## BEGIN SUPPLIED MATERIAL

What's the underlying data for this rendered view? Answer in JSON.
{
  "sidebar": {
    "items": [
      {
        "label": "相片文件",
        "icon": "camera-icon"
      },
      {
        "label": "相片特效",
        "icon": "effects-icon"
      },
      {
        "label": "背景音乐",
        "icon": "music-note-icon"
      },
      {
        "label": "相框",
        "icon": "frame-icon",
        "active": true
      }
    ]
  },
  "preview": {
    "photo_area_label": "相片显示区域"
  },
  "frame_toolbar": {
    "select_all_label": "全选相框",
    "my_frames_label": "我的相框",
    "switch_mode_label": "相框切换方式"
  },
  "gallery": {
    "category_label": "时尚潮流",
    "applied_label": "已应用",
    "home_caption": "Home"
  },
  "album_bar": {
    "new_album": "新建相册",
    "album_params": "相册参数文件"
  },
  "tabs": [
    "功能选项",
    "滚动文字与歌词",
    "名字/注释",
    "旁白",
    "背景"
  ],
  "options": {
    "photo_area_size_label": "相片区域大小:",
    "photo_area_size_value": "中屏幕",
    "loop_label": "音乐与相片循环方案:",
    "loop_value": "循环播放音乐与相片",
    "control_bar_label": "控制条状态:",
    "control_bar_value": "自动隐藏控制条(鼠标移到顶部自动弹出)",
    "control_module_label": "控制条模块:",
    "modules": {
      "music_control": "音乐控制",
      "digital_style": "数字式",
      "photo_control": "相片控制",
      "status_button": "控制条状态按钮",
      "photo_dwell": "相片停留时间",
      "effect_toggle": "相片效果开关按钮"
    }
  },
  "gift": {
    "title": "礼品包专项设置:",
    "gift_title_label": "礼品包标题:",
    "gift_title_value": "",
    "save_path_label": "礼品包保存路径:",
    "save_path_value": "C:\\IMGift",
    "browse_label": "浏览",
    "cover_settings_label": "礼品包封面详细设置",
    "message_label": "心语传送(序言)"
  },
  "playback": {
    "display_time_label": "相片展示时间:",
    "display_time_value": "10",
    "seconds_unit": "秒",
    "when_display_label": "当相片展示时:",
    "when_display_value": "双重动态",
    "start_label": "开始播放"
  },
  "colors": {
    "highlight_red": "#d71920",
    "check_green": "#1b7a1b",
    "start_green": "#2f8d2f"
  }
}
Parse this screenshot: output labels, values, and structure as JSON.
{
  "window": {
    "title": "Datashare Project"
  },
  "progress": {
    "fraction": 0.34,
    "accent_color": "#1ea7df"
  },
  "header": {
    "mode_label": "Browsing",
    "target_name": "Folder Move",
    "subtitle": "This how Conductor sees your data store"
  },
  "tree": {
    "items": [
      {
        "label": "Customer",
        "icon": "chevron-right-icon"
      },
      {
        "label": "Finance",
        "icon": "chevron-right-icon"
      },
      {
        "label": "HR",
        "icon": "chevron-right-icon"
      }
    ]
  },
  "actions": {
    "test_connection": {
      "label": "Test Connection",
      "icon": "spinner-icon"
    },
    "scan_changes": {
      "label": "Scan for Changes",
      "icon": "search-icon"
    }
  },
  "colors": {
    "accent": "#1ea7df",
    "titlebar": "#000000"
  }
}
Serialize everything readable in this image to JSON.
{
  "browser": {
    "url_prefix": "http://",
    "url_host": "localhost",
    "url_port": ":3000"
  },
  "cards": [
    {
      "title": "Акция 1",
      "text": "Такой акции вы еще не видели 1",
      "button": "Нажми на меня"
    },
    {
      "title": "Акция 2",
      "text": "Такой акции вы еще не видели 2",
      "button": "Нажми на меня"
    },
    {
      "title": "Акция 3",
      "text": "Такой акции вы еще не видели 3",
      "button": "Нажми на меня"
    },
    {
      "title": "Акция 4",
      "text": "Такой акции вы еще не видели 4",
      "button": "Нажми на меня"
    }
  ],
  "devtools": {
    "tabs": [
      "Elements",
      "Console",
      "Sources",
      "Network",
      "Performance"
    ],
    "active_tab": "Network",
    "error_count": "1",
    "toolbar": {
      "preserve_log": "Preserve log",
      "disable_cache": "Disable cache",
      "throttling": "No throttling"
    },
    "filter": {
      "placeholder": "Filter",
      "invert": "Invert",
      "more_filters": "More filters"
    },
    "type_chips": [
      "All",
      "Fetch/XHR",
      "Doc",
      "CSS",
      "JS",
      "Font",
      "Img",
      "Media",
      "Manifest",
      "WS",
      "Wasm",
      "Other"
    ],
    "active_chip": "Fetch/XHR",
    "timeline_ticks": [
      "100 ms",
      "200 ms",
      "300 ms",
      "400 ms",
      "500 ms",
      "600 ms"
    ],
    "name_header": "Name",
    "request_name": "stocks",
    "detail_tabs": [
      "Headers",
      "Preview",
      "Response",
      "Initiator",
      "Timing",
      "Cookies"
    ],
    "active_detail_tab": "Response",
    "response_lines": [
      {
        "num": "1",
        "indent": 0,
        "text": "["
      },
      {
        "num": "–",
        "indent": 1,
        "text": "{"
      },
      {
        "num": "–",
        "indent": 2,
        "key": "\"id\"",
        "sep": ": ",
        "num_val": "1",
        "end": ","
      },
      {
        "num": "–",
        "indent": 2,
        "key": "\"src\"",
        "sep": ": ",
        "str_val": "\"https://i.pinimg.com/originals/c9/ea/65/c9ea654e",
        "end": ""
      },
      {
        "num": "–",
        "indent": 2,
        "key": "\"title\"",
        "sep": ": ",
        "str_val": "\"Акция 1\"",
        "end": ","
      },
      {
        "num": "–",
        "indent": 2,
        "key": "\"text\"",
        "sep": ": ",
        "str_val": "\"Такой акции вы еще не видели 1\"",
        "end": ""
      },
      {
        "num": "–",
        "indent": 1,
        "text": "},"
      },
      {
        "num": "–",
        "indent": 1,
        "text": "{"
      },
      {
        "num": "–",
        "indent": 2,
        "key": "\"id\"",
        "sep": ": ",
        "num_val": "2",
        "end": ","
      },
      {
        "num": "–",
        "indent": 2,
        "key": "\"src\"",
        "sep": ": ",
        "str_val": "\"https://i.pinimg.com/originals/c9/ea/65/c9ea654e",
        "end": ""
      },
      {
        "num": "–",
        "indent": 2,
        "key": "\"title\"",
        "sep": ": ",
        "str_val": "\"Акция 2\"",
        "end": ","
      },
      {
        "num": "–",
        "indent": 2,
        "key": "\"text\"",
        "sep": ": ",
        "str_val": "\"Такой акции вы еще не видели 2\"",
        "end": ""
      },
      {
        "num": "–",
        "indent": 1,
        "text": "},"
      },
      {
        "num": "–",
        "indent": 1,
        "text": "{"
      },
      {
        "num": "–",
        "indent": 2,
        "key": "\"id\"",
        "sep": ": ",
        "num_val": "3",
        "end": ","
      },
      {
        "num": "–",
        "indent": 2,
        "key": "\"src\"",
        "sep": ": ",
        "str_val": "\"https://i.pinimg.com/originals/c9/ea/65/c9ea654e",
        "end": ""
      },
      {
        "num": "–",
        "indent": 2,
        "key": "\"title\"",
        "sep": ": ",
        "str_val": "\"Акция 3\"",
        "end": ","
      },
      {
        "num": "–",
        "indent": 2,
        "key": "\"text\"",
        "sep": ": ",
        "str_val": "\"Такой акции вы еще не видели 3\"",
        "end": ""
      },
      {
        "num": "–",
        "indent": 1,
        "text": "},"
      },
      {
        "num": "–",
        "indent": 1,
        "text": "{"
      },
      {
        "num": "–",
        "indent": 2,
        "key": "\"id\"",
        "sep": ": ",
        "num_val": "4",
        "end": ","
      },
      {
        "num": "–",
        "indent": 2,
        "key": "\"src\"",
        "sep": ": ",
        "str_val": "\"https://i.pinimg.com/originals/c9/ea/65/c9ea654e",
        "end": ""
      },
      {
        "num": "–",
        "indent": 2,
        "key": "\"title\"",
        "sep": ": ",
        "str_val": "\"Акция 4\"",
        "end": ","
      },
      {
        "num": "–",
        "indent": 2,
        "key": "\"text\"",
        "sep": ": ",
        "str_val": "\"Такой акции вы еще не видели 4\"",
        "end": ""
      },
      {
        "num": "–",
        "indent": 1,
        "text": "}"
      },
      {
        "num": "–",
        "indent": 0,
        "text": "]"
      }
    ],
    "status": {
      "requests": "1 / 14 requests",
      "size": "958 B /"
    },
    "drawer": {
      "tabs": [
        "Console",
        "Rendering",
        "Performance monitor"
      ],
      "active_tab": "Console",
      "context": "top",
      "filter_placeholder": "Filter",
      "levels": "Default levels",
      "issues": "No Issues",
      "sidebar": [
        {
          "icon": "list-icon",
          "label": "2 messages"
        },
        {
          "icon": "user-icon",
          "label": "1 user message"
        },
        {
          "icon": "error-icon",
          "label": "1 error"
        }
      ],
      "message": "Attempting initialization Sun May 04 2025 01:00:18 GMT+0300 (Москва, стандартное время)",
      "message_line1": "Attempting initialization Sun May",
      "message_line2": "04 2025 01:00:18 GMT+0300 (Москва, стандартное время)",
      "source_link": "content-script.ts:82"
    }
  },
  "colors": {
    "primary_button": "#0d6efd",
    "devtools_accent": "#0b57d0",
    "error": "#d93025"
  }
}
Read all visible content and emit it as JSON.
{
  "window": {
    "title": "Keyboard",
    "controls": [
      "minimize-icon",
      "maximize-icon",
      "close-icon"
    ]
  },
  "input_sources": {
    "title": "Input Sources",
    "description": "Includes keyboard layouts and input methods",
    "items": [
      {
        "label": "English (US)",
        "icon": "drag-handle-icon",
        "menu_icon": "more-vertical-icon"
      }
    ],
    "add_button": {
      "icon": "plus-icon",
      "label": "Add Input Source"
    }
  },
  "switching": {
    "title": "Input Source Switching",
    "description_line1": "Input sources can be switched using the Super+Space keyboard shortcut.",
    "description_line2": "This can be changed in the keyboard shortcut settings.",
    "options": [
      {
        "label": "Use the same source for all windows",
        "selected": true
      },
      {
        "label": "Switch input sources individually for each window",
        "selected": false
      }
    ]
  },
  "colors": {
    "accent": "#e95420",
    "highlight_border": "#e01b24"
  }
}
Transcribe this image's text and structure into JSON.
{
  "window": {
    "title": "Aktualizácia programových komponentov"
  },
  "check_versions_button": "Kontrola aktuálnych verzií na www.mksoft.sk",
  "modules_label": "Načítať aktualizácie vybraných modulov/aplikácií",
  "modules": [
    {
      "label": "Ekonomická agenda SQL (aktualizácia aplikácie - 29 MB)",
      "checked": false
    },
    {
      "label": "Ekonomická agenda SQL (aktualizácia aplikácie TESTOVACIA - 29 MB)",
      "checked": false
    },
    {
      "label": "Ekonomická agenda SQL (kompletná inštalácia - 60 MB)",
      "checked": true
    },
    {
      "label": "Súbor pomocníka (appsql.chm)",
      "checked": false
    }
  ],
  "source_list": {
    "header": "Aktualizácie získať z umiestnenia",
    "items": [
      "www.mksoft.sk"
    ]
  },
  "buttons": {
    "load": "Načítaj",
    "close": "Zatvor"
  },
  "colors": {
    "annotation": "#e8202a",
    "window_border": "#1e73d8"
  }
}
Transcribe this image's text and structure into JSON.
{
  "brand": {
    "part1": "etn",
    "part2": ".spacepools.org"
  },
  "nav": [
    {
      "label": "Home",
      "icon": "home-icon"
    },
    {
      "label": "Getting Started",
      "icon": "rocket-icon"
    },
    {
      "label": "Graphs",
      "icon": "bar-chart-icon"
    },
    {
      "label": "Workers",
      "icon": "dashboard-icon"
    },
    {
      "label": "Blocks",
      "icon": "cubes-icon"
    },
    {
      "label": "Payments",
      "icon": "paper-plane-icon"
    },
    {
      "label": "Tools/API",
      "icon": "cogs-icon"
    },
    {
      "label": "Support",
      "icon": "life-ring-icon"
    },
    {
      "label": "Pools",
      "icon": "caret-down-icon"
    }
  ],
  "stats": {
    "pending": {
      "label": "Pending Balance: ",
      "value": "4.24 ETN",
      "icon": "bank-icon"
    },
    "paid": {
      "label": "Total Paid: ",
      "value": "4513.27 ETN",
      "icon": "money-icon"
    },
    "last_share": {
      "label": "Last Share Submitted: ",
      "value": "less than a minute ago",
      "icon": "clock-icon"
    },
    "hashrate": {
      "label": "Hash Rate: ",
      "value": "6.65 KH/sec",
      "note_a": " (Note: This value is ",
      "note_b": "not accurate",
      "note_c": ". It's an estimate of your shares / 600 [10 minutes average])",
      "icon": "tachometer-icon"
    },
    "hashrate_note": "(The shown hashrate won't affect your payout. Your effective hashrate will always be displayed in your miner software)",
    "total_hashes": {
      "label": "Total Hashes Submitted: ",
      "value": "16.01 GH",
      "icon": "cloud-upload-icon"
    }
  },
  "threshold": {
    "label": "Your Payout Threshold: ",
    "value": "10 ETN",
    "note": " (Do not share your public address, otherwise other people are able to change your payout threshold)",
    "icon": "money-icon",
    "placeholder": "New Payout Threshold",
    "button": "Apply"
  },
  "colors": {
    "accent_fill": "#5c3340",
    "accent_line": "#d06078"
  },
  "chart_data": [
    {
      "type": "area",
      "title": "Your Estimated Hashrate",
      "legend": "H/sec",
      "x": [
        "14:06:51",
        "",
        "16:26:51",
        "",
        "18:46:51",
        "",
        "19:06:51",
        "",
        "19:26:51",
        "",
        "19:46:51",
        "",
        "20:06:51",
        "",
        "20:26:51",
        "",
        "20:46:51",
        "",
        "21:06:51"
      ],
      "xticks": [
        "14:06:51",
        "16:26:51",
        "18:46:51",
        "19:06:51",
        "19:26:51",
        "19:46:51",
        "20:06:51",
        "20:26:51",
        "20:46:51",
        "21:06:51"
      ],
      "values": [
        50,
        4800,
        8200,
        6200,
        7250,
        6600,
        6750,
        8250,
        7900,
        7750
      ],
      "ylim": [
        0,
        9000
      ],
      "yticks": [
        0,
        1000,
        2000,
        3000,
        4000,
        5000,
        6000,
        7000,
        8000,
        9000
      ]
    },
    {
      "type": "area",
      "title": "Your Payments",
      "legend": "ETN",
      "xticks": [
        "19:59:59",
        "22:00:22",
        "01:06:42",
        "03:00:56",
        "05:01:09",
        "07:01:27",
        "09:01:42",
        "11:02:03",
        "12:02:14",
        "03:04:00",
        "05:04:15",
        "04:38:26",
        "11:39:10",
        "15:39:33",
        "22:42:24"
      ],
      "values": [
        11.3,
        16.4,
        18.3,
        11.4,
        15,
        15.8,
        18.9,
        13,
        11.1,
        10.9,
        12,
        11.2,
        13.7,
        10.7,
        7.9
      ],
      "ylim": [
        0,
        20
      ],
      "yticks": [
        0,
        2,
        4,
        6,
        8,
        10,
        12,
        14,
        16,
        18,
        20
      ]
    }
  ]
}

## END SUPPLIED MATERIAL

Give only the count of lines in which the string "Москва" appears.

2